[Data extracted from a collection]
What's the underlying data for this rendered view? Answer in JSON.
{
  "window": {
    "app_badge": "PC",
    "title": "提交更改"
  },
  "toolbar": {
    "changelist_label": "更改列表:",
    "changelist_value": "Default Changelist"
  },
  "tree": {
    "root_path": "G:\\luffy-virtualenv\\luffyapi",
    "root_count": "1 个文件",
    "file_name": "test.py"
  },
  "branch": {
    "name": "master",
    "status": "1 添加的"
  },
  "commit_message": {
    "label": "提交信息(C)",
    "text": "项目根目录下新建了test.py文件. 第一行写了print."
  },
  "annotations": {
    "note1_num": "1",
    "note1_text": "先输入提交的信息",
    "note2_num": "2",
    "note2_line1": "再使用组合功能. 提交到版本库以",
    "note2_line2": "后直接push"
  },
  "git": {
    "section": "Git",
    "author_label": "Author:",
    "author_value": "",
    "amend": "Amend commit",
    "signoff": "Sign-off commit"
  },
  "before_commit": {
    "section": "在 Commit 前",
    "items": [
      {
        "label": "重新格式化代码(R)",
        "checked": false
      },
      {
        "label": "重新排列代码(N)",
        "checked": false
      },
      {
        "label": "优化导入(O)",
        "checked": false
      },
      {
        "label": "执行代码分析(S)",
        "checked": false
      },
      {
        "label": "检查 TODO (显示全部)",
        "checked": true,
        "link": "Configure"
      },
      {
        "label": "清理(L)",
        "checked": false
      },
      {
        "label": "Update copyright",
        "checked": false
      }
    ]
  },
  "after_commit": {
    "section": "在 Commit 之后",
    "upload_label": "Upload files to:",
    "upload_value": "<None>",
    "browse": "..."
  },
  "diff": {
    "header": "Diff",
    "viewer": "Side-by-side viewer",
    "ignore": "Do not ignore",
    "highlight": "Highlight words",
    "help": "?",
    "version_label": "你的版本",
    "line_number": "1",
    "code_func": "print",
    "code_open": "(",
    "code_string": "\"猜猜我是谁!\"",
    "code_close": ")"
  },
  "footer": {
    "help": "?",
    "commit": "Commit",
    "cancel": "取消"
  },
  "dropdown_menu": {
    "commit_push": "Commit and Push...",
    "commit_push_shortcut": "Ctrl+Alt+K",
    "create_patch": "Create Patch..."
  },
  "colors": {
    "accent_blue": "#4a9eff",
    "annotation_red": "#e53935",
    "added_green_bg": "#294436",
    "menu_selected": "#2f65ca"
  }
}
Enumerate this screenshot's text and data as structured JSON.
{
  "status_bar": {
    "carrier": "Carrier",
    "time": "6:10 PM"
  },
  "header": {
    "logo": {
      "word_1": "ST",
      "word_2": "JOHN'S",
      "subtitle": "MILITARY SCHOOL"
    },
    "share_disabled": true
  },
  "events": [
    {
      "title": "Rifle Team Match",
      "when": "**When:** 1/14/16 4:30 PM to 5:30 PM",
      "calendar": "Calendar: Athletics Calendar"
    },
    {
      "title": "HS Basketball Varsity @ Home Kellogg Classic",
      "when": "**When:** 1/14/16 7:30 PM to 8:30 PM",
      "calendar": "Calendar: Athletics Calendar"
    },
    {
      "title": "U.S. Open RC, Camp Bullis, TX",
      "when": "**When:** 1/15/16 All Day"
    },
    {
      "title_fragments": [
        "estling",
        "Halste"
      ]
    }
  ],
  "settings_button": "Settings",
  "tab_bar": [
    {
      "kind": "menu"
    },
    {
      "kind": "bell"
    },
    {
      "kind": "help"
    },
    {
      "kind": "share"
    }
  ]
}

▸ Written problem
Return each line of the records above exactly as it reads.

▸ Output of the exercise
What's the underlying data for this rendered view? Answer in JSON.
{
  "window": {
    "app_badge": "PC",
    "title": "提交更改"
  },
  "toolbar": {
    "changelist_label": "更改列表:",
    "changelist_value": "Default Changelist"
  },
  "tree": {
    "root_path": "G:\\luffy-virtualenv\\luffyapi",
    "root_count": "1 个文件",
    "file_name": "test.py"
  },
  "branch": {
    "name": "master",
    "status": "1 添加的"
  },
  "commit_message": {
    "label": "提交信息(C)",
    "text": "项目根目录下新建了test.py文件. 第一行写了print."
  },
  "annotations": {
    "note1_num": "1",
    "note1_text": "先输入提交的信息",
    "note2_num": "2",
    "note2_line1": "再使用组合功能. 提交到版本库以",
    "note2_line2": "后直接push"
  },
  "git": {
    "section": "Git",
    "author_label": "Author:",
    "author_value": "",
    "amend": "Amend commit",
    "signoff": "Sign-off commit"
  },
  "before_commit": {
    "section": "在 Commit 前",
    "items": [
      {
        "label": "重新格式化代码(R)",
        "checked": false
      },
      {
        "label": "重新排列代码(N)",
        "checked": false
      },
      {
        "label": "优化导入(O)",
        "checked": false
      },
      {
        "label": "执行代码分析(S)",
        "checked": false
      },
      {
        "label": "检查 TODO (显示全部)",
        "checked": true,
        "link": "Configure"
      },
      {
        "label": "清理(L)",
        "checked": false
      },
      {
        "label": "Update copyright",
        "checked": false
      }
    ]
  },
  "after_commit": {
    "section": "在 Commit 之后",
    "upload_label": "Upload files to:",
    "upload_value": "<None>",
    "browse": "..."
  },
  "diff": {
    "header": "Diff",
    "viewer": "Side-by-side viewer",
    "ignore": "Do not ignore",
    "highlight": "Highlight words",
    "help": "?",
    "version_label": "你的版本",
    "line_number": "1",
    "code_func": "print",
    "code_open": "(",
    "code_string": "\"猜猜我是谁!\"",
    "code_close": ")"
  },
  "footer": {
    "help": "?",
    "commit": "Commit",
    "cancel": "取消"
  },
  "dropdown_menu": {
    "commit_push": "Commit and Push...",
    "commit_push_shortcut": "Ctrl+Alt+K",
    "create_patch": "Create Patch..."
  },
  "colors": {
    "accent_blue": "#4a9eff",
    "annotation_red": "#e53935",
    "added_green_bg": "#294436",
    "menu_selected": "#2f65ca"
  }
}
Enumerate this screenshot's text and data as structured JSON.
{
  "status_bar": {
    "carrier": "Carrier",
    "time": "6:10 PM"
  },
  "header": {
    "logo": {
      "word_1": "ST",
      "word_2": "JOHN'S",
      "subtitle": "MILITARY SCHOOL"
    },
    "share_disabled": true
  },
  "events": [
    {
      "title": "Rifle Team Match",
      "when": "**When:** 1/14/16 4:30 PM to 5:30 PM",
      "calendar": "Calendar: Athletics Calendar"
    },
    {
      "title": "HS Basketball Varsity @ Home Kellogg Classic",
      "when": "**When:** 1/14/16 7:30 PM to 8:30 PM",
      "calendar": "Calendar: Athletics Calendar"
    },
    {
      "title": "U.S. Open RC, Camp Bullis, TX",
      "when": "**When:** 1/15/16 All Day"
    },
    {
      "title_fragments": [
        "estling",
        "Halste"
      ]
    }
  ],
  "settings_button": "Settings",
  "tab_bar": [
    {
      "kind": "menu"
    },
    {
      "kind": "bell"
    },
    {
      "kind": "help"
    },
    {
      "kind": "share"
    }
  ]
}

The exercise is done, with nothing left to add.